--- START RECORDS TO USE ---
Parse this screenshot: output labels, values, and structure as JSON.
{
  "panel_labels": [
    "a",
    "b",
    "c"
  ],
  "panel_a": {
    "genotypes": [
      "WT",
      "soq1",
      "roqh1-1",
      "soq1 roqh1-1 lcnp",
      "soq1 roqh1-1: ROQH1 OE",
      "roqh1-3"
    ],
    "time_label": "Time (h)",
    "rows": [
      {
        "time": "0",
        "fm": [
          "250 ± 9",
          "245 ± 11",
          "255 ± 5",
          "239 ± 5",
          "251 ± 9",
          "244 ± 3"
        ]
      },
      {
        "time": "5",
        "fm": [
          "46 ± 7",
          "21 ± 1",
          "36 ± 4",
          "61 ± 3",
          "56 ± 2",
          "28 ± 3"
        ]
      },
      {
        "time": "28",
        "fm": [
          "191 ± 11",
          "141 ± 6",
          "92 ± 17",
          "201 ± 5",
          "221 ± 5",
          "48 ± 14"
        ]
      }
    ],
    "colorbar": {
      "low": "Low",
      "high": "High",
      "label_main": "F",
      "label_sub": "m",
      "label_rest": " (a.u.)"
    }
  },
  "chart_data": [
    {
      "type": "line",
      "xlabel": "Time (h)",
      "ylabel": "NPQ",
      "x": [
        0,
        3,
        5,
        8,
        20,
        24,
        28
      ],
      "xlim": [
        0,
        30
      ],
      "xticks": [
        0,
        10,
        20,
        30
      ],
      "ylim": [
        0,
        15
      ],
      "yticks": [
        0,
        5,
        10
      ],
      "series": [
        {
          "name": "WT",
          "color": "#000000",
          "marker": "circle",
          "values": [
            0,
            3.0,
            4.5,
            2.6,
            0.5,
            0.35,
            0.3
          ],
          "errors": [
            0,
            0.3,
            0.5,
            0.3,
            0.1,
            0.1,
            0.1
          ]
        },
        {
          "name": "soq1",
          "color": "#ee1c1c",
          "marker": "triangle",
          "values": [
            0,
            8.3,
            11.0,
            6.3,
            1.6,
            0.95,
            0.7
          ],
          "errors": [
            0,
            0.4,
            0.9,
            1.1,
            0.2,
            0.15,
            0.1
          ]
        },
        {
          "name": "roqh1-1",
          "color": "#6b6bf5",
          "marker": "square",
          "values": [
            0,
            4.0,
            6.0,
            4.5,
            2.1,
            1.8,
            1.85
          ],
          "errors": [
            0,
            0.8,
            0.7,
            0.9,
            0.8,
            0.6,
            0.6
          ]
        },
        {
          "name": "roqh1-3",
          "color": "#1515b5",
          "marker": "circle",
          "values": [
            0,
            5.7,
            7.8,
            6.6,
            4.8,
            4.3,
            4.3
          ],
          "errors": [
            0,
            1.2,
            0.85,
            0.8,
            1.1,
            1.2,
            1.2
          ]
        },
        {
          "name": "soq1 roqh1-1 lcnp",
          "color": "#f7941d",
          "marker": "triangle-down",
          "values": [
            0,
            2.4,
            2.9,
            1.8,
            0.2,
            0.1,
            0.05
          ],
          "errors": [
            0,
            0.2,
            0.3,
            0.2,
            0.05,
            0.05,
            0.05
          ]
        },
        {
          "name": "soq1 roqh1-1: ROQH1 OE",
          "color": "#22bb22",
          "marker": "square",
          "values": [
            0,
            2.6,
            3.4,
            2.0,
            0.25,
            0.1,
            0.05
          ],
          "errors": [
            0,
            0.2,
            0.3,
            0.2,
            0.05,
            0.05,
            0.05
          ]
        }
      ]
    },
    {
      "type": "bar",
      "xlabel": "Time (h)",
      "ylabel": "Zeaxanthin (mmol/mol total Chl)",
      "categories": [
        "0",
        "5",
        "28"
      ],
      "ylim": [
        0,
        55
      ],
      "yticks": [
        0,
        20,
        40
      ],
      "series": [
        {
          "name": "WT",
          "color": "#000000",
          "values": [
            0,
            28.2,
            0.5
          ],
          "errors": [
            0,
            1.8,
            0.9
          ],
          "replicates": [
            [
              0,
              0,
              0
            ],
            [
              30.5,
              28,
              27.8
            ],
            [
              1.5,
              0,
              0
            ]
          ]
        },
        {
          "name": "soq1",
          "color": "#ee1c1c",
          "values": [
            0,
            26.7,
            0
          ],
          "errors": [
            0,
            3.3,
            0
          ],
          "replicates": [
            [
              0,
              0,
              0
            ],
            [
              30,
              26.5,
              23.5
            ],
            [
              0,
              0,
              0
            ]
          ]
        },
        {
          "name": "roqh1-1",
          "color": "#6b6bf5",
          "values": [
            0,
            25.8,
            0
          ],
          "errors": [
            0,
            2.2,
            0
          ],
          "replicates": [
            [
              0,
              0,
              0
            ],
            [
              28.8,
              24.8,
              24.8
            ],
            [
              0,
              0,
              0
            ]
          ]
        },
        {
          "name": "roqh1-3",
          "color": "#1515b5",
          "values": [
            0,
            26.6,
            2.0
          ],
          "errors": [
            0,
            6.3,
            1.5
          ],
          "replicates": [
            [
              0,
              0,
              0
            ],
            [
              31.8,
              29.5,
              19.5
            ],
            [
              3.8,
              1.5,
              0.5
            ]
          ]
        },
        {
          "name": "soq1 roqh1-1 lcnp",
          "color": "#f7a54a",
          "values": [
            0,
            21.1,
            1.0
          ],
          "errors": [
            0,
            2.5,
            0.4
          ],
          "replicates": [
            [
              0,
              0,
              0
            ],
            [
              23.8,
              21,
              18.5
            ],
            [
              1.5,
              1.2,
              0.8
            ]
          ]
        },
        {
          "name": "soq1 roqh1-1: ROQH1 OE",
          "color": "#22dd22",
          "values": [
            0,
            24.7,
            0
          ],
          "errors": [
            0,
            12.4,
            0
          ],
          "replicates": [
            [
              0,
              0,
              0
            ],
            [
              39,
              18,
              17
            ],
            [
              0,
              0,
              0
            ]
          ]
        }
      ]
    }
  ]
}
--- END RECORDS TO USE ---
PROBLEM STATEMENT ▸ Repeat all of the records above exactly as written.

TASK OUTPUT ▸
Parse this screenshot: output labels, values, and structure as JSON.
{
  "panel_labels": [
    "a",
    "b",
    "c"
  ],
  "panel_a": {
    "genotypes": [
      "WT",
      "soq1",
      "roqh1-1",
      "soq1 roqh1-1 lcnp",
      "soq1 roqh1-1: ROQH1 OE",
      "roqh1-3"
    ],
    "time_label": "Time (h)",
    "rows": [
      {
        "time": "0",
        "fm": [
          "250 ± 9",
          "245 ± 11",
          "255 ± 5",
          "239 ± 5",
          "251 ± 9",
          "244 ± 3"
        ]
      },
      {
        "time": "5",
        "fm": [
          "46 ± 7",
          "21 ± 1",
          "36 ± 4",
          "61 ± 3",
          "56 ± 2",
          "28 ± 3"
        ]
      },
      {
        "time": "28",
        "fm": [
          "191 ± 11",
          "141 ± 6",
          "92 ± 17",
          "201 ± 5",
          "221 ± 5",
          "48 ± 14"
        ]
      }
    ],
    "colorbar": {
      "low": "Low",
      "high": "High",
      "label_main": "F",
      "label_sub": "m",
      "label_rest": " (a.u.)"
    }
  },
  "chart_data": [
    {
      "type": "line",
      "xlabel": "Time (h)",
      "ylabel": "NPQ",
      "x": [
        0,
        3,
        5,
        8,
        20,
        24,
        28
      ],
      "xlim": [
        0,
        30
      ],
      "xticks": [
        0,
        10,
        20,
        30
      ],
      "ylim": [
        0,
        15
      ],
      "yticks": [
        0,
        5,
        10
      ],
      "series": [
        {
          "name": "WT",
          "color": "#000000",
          "marker": "circle",
          "values": [
            0,
            3.0,
            4.5,
            2.6,
            0.5,
            0.35,
            0.3
          ],
          "errors": [
            0,
            0.3,
            0.5,
            0.3,
            0.1,
            0.1,
            0.1
          ]
        },
        {
          "name": "soq1",
          "color": "#ee1c1c",
          "marker": "triangle",
          "values": [
            0,
            8.3,
            11.0,
            6.3,
            1.6,
            0.95,
            0.7
          ],
          "errors": [
            0,
            0.4,
            0.9,
            1.1,
            0.2,
            0.15,
            0.1
          ]
        },
        {
          "name": "roqh1-1",
          "color": "#6b6bf5",
          "marker": "square",
          "values": [
            0,
            4.0,
            6.0,
            4.5,
            2.1,
            1.8,
            1.85
          ],
          "errors": [
            0,
            0.8,
            0.7,
            0.9,
            0.8,
            0.6,
            0.6
          ]
        },
        {
          "name": "roqh1-3",
          "color": "#1515b5",
          "marker": "circle",
          "values": [
            0,
            5.7,
            7.8,
            6.6,
            4.8,
            4.3,
            4.3
          ],
          "errors": [
            0,
            1.2,
            0.85,
            0.8,
            1.1,
            1.2,
            1.2
          ]
        },
        {
          "name": "soq1 roqh1-1 lcnp",
          "color": "#f7941d",
          "marker": "triangle-down",
          "values": [
            0,
            2.4,
            2.9,
            1.8,
            0.2,
            0.1,
            0.05
          ],
          "errors": [
            0,
            0.2,
            0.3,
            0.2,
            0.05,
            0.05,
            0.05
          ]
        },
        {
          "name": "soq1 roqh1-1: ROQH1 OE",
          "color": "#22bb22",
          "marker": "square",
          "values": [
            0,
            2.6,
            3.4,
            2.0,
            0.25,
            0.1,
            0.05
          ],
          "errors": [
            0,
            0.2,
            0.3,
            0.2,
            0.05,
            0.05,
            0.05
          ]
        }
      ]
    },
    {
      "type": "bar",
      "xlabel": "Time (h)",
      "ylabel": "Zeaxanthin (mmol/mol total Chl)",
      "categories": [
        "0",
        "5",
        "28"
      ],
      "ylim": [
        0,
        55
      ],
      "yticks": [
        0,
        20,
        40
      ],
      "series": [
        {
          "name": "WT",
          "color": "#000000",
          "values": [
            0,
            28.2,
            0.5
          ],
          "errors": [
            0,
            1.8,
            0.9
          ],
          "replicates": [
            [
              0,
              0,
              0
            ],
            [
              30.5,
              28,
              27.8
            ],
            [
              1.5,
              0,
              0
            ]
          ]
        },
        {
          "name": "soq1",
          "color": "#ee1c1c",
          "values": [
            0,
            26.7,
            0
          ],
          "errors": [
            0,
            3.3,
            0
          ],
          "replicates": [
            [
              0,
              0,
              0
            ],
            [
              30,
              26.5,
              23.5
            ],
            [
              0,
              0,
              0
            ]
          ]
        },
        {
          "name": "roqh1-1",
          "color": "#6b6bf5",
          "values": [
            0,
            25.8,
            0
          ],
          "errors": [
            0,
            2.2,
            0
          ],
          "replicates": [
            [
              0,
              0,
              0
            ],
            [
              28.8,
              24.8,
              24.8
            ],
            [
              0,
              0,
              0
            ]
          ]
        },
        {
          "name": "roqh1-3",
          "color": "#1515b5",
          "values": [
            0,
            26.6,
            2.0
          ],
          "errors": [
            0,
            6.3,
            1.5
          ],
          "replicates": [
            [
              0,
              0,
              0
            ],
            [
              31.8,
              29.5,
              19.5
            ],
            [
              3.8,
              1.5,
              0.5
            ]
          ]
        },
        {
          "name": "soq1 roqh1-1 lcnp",
          "color": "#f7a54a",
          "values": [
            0,
            21.1,
            1.0
          ],
          "errors": [
            0,
            2.5,
            0.4
          ],
          "replicates": [
            [
              0,
              0,
              0
            ],
            [
              23.8,
              21,
              18.5
            ],
            [
              1.5,
              1.2,
              0.8
            ]
          ]
        },
        {
          "name": "soq1 roqh1-1: ROQH1 OE",
          "color": "#22dd22",
          "values": [
            0,
            24.7,
            0
          ],
          "errors": [
            0,
            12.4,
            0
          ],
          "replicates": [
            [
              0,
              0,
              0
            ],
            [
              39,
              18,
              17
            ],
            [
              0,
              0,
              0
            ]
          ]
        }
      ]
    }
  ]
}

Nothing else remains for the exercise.